[Entries with figure data]
=======

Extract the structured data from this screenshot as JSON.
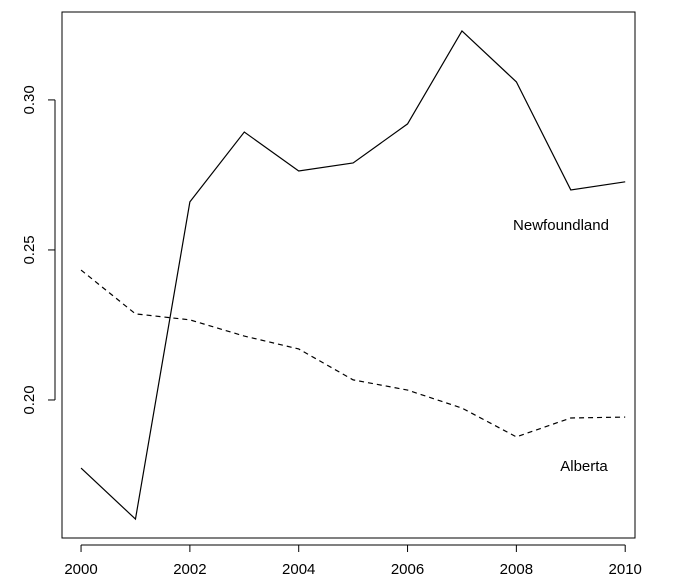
{
  "chart_data": {
    "type": "line",
    "x": [
      2000,
      2001,
      2002,
      2003,
      2004,
      2005,
      2006,
      2007,
      2008,
      2009,
      2010
    ],
    "series": [
      {
        "name": "Newfoundland",
        "color": "#000000",
        "dash": "solid",
        "values": [
          0.1773,
          0.1603,
          0.266,
          0.2893,
          0.2763,
          0.279,
          0.292,
          0.323,
          0.306,
          0.27,
          0.2727
        ]
      },
      {
        "name": "Alberta",
        "color": "#000000",
        "dash": "dashed",
        "values": [
          0.2433,
          0.2287,
          0.2267,
          0.2213,
          0.217,
          0.2067,
          0.2033,
          0.1973,
          0.1877,
          0.194,
          0.1943
        ]
      }
    ],
    "annotations": [
      "Newfoundland",
      "Alberta"
    ],
    "xlim": [
      1999.65,
      2010.18
    ],
    "ylim": [
      0.154,
      0.3293
    ],
    "xticks": [
      2000,
      2002,
      2004,
      2006,
      2008,
      2010
    ],
    "yticks": [
      {
        "value": 0.2,
        "label": "0.20"
      },
      {
        "value": 0.25,
        "label": "0.25"
      },
      {
        "value": 0.3,
        "label": "0.30"
      }
    ],
    "grid": false
  }
}
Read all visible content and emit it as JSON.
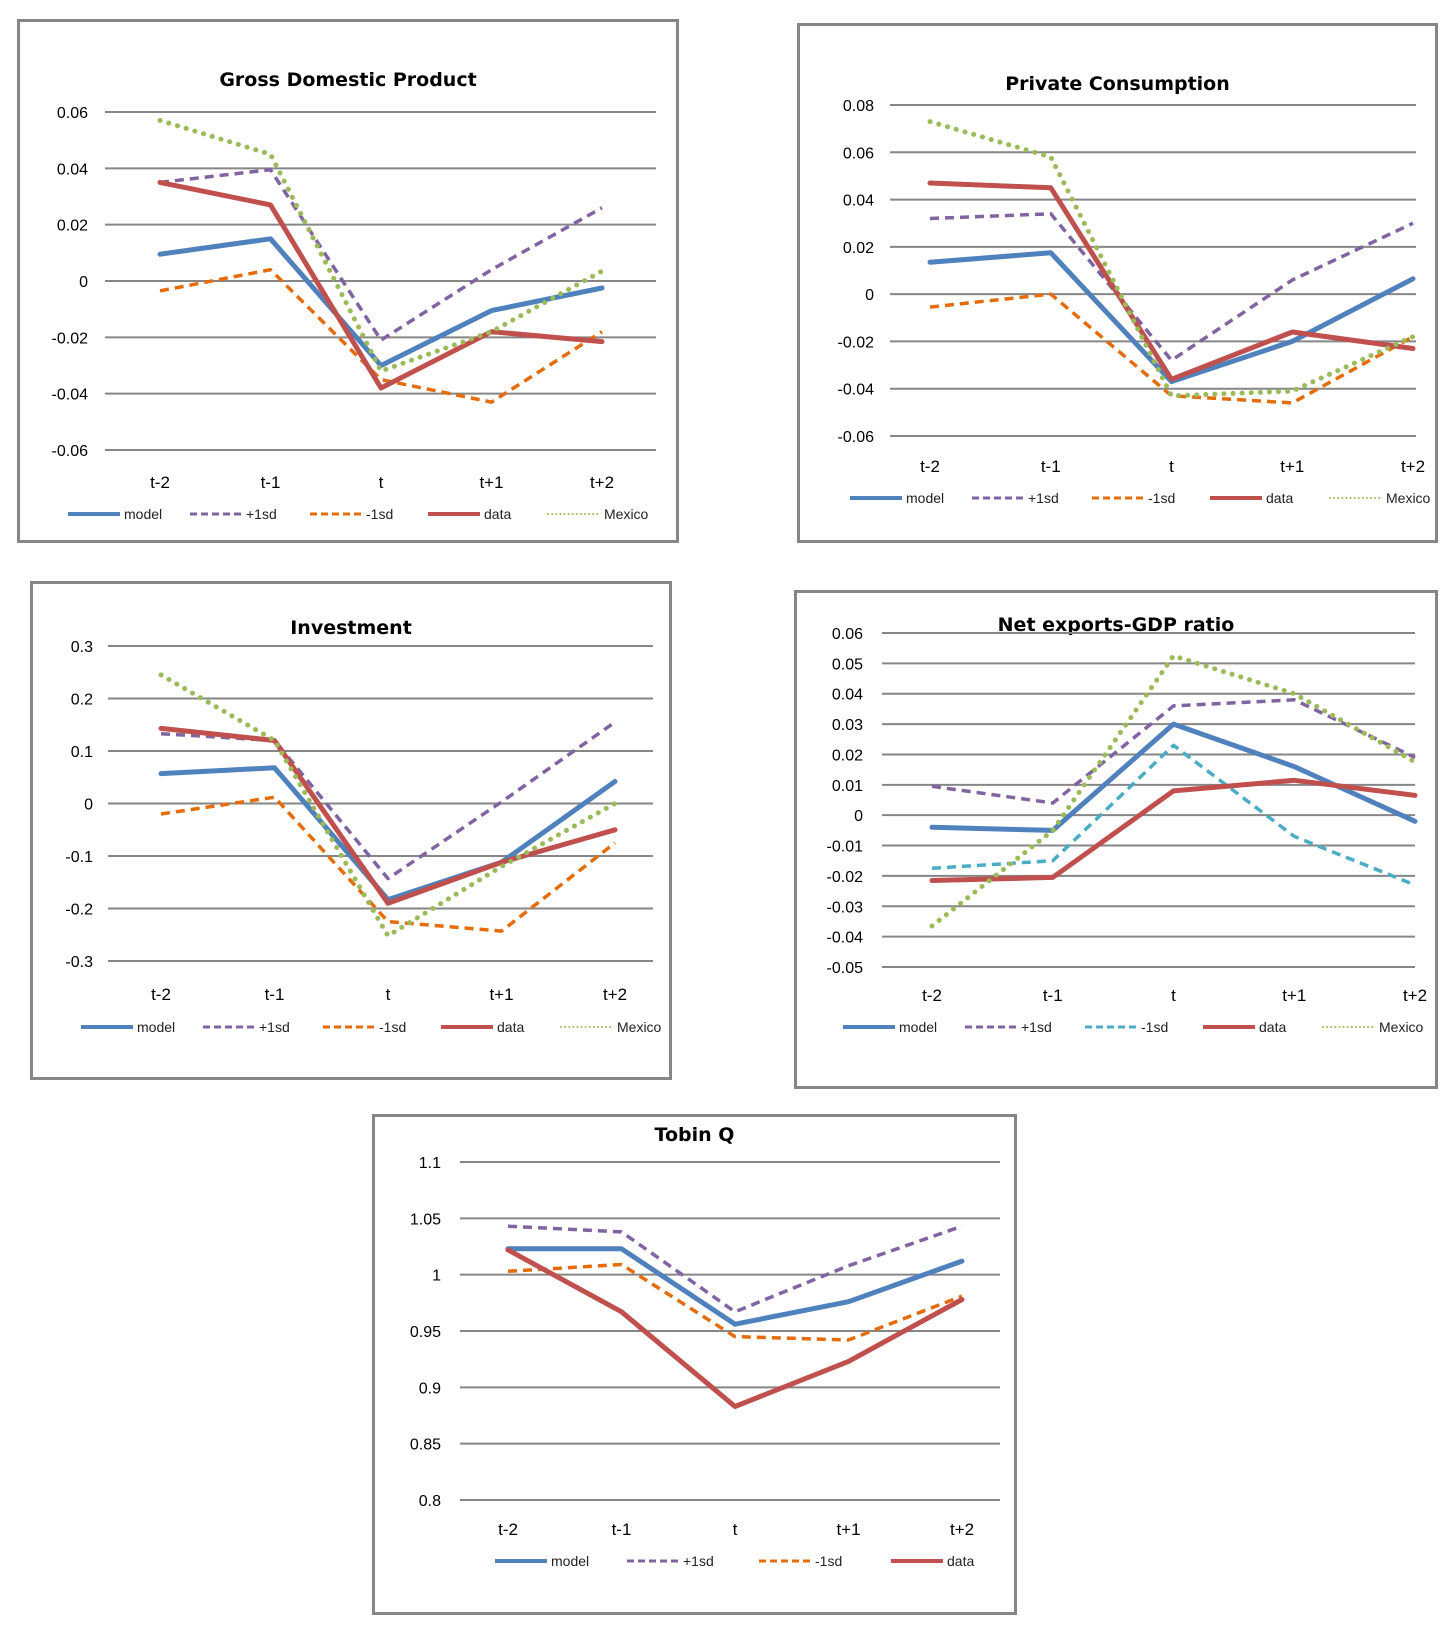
{
  "series_styles": {
    "model": {
      "label": "model",
      "color": "#4F81BD",
      "dash": "solid"
    },
    "plus1sd": {
      "label": "+1sd",
      "color": "#8064A2",
      "dash": "dash"
    },
    "minus1sd": {
      "label": "-1sd",
      "color": "#E46C0A",
      "dash": "dash"
    },
    "minus1sd_nx": {
      "label": "-1sd",
      "color": "#4BACC6",
      "dash": "dash"
    },
    "data": {
      "label": "data",
      "color": "#C0504D",
      "dash": "solid"
    },
    "mexico": {
      "label": "Mexico",
      "color": "#9BBB59",
      "dash": "dot"
    }
  },
  "chart_data": [
    {
      "id": "gdp",
      "type": "line",
      "title": "Gross Domestic Product",
      "categories": [
        "t-2",
        "t-1",
        "t",
        "t+1",
        "t+2"
      ],
      "yticks": [
        "0.06",
        "0.04",
        "0.02",
        "0",
        "-0.02",
        "-0.04",
        "-0.06"
      ],
      "ylim": [
        -0.06,
        0.06
      ],
      "grid": true,
      "legend": "bottom",
      "series": [
        {
          "key": "model",
          "name": "model",
          "values": [
            0.0095,
            0.015,
            -0.03,
            -0.0105,
            -0.0025
          ]
        },
        {
          "key": "plus1sd",
          "name": "+1sd",
          "values": [
            0.035,
            0.0395,
            -0.021,
            0.004,
            0.026
          ]
        },
        {
          "key": "minus1sd",
          "name": "-1sd",
          "values": [
            -0.0035,
            0.004,
            -0.035,
            -0.043,
            -0.018
          ]
        },
        {
          "key": "data",
          "name": "data",
          "values": [
            0.035,
            0.027,
            -0.038,
            -0.018,
            -0.0215
          ]
        },
        {
          "key": "mexico",
          "name": "Mexico",
          "values": [
            0.057,
            0.045,
            -0.032,
            -0.018,
            0.0035
          ]
        }
      ]
    },
    {
      "id": "pc",
      "type": "line",
      "title": "Private Consumption",
      "categories": [
        "t-2",
        "t-1",
        "t",
        "t+1",
        "t+2"
      ],
      "yticks": [
        "0.08",
        "0.06",
        "0.04",
        "0.02",
        "0",
        "-0.02",
        "-0.04",
        "-0.06"
      ],
      "ylim": [
        -0.06,
        0.08
      ],
      "grid": true,
      "legend": "bottom",
      "series": [
        {
          "key": "model",
          "name": "model",
          "values": [
            0.0135,
            0.0175,
            -0.037,
            -0.02,
            0.0065
          ]
        },
        {
          "key": "plus1sd",
          "name": "+1sd",
          "values": [
            0.032,
            0.034,
            -0.028,
            0.006,
            0.03
          ]
        },
        {
          "key": "minus1sd",
          "name": "-1sd",
          "values": [
            -0.0055,
            0.0,
            -0.043,
            -0.046,
            -0.018
          ]
        },
        {
          "key": "data",
          "name": "data",
          "values": [
            0.047,
            0.045,
            -0.036,
            -0.016,
            -0.023
          ]
        },
        {
          "key": "mexico",
          "name": "Mexico",
          "values": [
            0.073,
            0.058,
            -0.043,
            -0.041,
            -0.018
          ]
        }
      ]
    },
    {
      "id": "inv",
      "type": "line",
      "title": "Investment",
      "categories": [
        "t-2",
        "t-1",
        "t",
        "t+1",
        "t+2"
      ],
      "yticks": [
        "0.3",
        "0.2",
        "0.1",
        "0",
        "-0.1",
        "-0.2",
        "-0.3"
      ],
      "ylim": [
        -0.3,
        0.3
      ],
      "grid": true,
      "legend": "bottom",
      "series": [
        {
          "key": "model",
          "name": "model",
          "values": [
            0.057,
            0.068,
            -0.183,
            -0.112,
            0.042
          ]
        },
        {
          "key": "plus1sd",
          "name": "+1sd",
          "values": [
            0.133,
            0.12,
            -0.143,
            0.003,
            0.155
          ]
        },
        {
          "key": "minus1sd",
          "name": "-1sd",
          "values": [
            -0.02,
            0.012,
            -0.225,
            -0.243,
            -0.075
          ]
        },
        {
          "key": "data",
          "name": "data",
          "values": [
            0.143,
            0.12,
            -0.19,
            -0.112,
            -0.05
          ]
        },
        {
          "key": "mexico",
          "name": "Mexico",
          "values": [
            0.245,
            0.12,
            -0.252,
            -0.12,
            0.0
          ]
        }
      ]
    },
    {
      "id": "nx",
      "type": "line",
      "title": "Net exports-GDP ratio",
      "categories": [
        "t-2",
        "t-1",
        "t",
        "t+1",
        "t+2"
      ],
      "yticks": [
        "0.06",
        "0.05",
        "0.04",
        "0.03",
        "0.02",
        "0.01",
        "0",
        "-0.01",
        "-0.02",
        "-0.03",
        "-0.04",
        "-0.05"
      ],
      "ylim": [
        -0.05,
        0.06
      ],
      "grid": true,
      "legend": "bottom",
      "series": [
        {
          "key": "model",
          "name": "model",
          "values": [
            -0.004,
            -0.005,
            0.03,
            0.016,
            -0.002
          ]
        },
        {
          "key": "plus1sd",
          "name": "+1sd",
          "values": [
            0.0095,
            0.004,
            0.036,
            0.038,
            0.019
          ]
        },
        {
          "key": "minus1sd_nx",
          "name": "-1sd",
          "values": [
            -0.0175,
            -0.015,
            0.023,
            -0.007,
            -0.023
          ]
        },
        {
          "key": "data",
          "name": "data",
          "values": [
            -0.0215,
            -0.0205,
            0.008,
            0.0115,
            0.0065
          ]
        },
        {
          "key": "mexico",
          "name": "Mexico",
          "values": [
            -0.0365,
            -0.005,
            0.0525,
            0.04,
            0.0175
          ]
        }
      ]
    },
    {
      "id": "tq",
      "type": "line",
      "title": "Tobin Q",
      "categories": [
        "t-2",
        "t-1",
        "t",
        "t+1",
        "t+2"
      ],
      "yticks": [
        "1.1",
        "1.05",
        "1",
        "0.95",
        "0.9",
        "0.85",
        "0.8"
      ],
      "ylim": [
        0.8,
        1.1
      ],
      "grid": true,
      "legend": "bottom",
      "series": [
        {
          "key": "model",
          "name": "model",
          "values": [
            1.023,
            1.023,
            0.956,
            0.976,
            1.012
          ]
        },
        {
          "key": "plus1sd",
          "name": "+1sd",
          "values": [
            1.043,
            1.038,
            0.967,
            1.008,
            1.043
          ]
        },
        {
          "key": "minus1sd",
          "name": "-1sd",
          "values": [
            1.003,
            1.009,
            0.945,
            0.942,
            0.981
          ]
        },
        {
          "key": "data",
          "name": "data",
          "values": [
            1.022,
            0.967,
            0.883,
            0.923,
            0.978
          ]
        }
      ]
    }
  ]
}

=======

* Problem requirements
Identify lines with the string "title". Copy each one.

* Reply to the exercise
      "title": "Gross Domestic Product",
      "title": "Private Consumption",
      "title": "Investment",
      "title": "Net exports-GDP ratio",
      "title": "Tobin Q",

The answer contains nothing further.